Work instructions:
Print the lines from the one containing "Detect and localize" through the one containing "section-paragraph-informell-1: För att", inclusive, reproducing them without any change.

The data:
· · · ·
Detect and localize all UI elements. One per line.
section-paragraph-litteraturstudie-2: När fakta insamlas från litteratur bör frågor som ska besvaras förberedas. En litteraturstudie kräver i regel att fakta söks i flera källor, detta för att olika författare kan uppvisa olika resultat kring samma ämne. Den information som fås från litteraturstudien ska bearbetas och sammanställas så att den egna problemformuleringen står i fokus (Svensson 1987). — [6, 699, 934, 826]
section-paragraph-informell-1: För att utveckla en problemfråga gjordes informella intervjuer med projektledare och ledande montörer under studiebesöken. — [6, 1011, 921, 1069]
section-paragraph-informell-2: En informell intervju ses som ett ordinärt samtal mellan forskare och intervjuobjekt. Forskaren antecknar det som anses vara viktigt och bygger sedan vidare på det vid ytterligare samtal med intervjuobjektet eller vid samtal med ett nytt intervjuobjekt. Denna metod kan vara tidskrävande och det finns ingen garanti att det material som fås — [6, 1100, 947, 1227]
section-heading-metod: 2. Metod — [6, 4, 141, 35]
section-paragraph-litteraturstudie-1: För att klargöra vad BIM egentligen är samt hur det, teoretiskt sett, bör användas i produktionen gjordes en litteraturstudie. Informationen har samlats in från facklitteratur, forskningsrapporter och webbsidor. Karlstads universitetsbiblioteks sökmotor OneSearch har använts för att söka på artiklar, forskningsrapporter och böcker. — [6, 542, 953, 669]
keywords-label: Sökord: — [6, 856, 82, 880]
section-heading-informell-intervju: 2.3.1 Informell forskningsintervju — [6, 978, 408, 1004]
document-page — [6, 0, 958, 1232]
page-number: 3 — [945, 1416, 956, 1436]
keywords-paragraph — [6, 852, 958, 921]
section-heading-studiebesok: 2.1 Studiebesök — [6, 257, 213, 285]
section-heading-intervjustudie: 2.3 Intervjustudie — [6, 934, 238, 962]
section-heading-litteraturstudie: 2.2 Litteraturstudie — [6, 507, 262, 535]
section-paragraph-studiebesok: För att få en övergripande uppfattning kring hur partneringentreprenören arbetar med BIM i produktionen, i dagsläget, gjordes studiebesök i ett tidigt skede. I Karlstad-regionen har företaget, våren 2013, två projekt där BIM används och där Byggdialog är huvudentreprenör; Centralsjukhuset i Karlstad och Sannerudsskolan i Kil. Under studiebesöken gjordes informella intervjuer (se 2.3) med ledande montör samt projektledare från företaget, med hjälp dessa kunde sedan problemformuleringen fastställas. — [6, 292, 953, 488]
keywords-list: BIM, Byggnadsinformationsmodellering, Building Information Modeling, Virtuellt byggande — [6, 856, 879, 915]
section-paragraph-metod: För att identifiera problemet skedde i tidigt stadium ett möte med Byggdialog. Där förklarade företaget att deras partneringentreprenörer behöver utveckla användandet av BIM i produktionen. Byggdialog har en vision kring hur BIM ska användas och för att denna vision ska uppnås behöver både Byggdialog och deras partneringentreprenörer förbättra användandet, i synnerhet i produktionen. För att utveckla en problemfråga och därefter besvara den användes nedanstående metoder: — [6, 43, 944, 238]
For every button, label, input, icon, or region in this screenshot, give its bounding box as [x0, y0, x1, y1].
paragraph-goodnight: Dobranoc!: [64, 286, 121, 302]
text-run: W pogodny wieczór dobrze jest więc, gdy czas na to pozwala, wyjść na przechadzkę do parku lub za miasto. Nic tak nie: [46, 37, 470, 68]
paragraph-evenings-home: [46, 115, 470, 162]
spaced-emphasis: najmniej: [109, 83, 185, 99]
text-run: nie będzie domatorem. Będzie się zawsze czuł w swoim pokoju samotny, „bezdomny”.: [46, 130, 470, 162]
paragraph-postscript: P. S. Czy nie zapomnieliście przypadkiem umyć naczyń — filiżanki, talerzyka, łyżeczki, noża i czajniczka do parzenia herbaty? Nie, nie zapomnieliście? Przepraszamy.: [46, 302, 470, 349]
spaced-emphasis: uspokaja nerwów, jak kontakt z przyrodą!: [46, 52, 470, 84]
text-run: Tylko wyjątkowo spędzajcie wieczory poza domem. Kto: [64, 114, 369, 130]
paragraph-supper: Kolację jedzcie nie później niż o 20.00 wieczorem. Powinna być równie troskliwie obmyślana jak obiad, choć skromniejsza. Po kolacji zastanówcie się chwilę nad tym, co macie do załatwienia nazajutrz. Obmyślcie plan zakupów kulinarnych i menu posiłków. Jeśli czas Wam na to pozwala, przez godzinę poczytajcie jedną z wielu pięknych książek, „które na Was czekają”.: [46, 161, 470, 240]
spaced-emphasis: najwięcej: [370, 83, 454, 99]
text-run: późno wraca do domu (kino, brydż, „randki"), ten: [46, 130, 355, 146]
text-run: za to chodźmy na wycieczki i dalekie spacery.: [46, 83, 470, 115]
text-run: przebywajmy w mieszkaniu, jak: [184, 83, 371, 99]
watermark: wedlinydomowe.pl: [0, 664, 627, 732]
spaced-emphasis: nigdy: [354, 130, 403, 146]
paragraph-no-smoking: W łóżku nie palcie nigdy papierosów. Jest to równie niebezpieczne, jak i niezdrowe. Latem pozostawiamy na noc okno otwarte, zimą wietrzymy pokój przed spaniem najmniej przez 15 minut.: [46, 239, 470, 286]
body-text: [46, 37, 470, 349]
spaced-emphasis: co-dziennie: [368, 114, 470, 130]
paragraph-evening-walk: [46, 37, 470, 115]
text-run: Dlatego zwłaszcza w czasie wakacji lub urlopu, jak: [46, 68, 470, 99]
· · · ·
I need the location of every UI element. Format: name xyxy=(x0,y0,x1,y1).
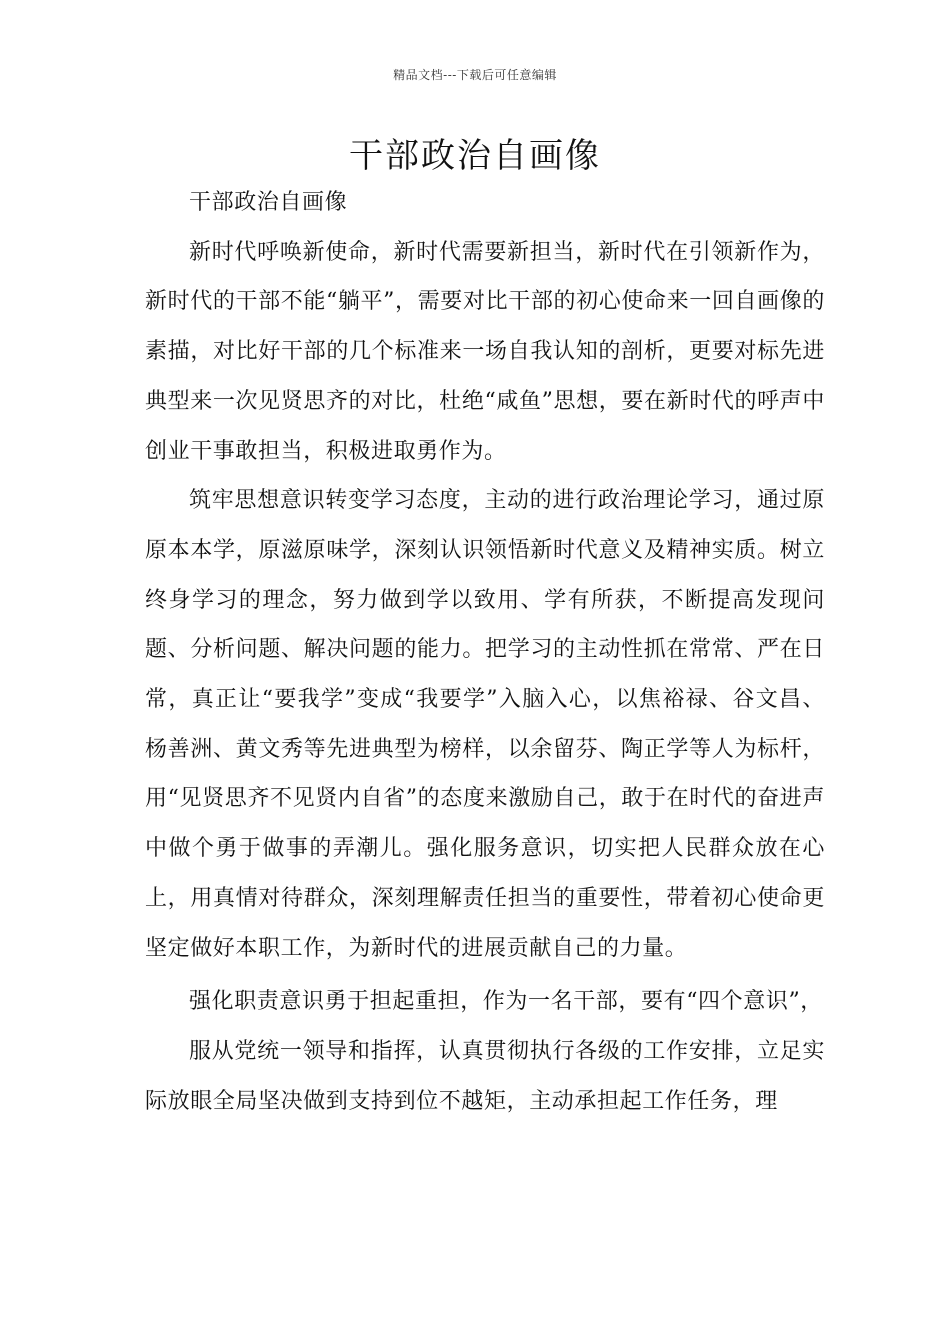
· · · ·
Answer to the problem:
Detect and localize all UI elements. One per line.
section-paragraph-litteraturstudie-2: När fakta insamlas från litteratur bör frågor som ska besvaras förberedas. En litteraturstudie kräver i regel att fakta söks i flera källor, detta för att olika författare kan uppvisa olika resultat kring samma ämne. Den information som fås från litteraturstudien ska bearbetas och sammanställas så att den egna problemformuleringen står i fokus (Svensson 1987). — [6, 699, 934, 826]
section-paragraph-informell-1: För att utveckla en problemfråga gjordes informella intervjuer med projektledare och ledande montörer under studiebesöken. — [6, 1011, 921, 1069]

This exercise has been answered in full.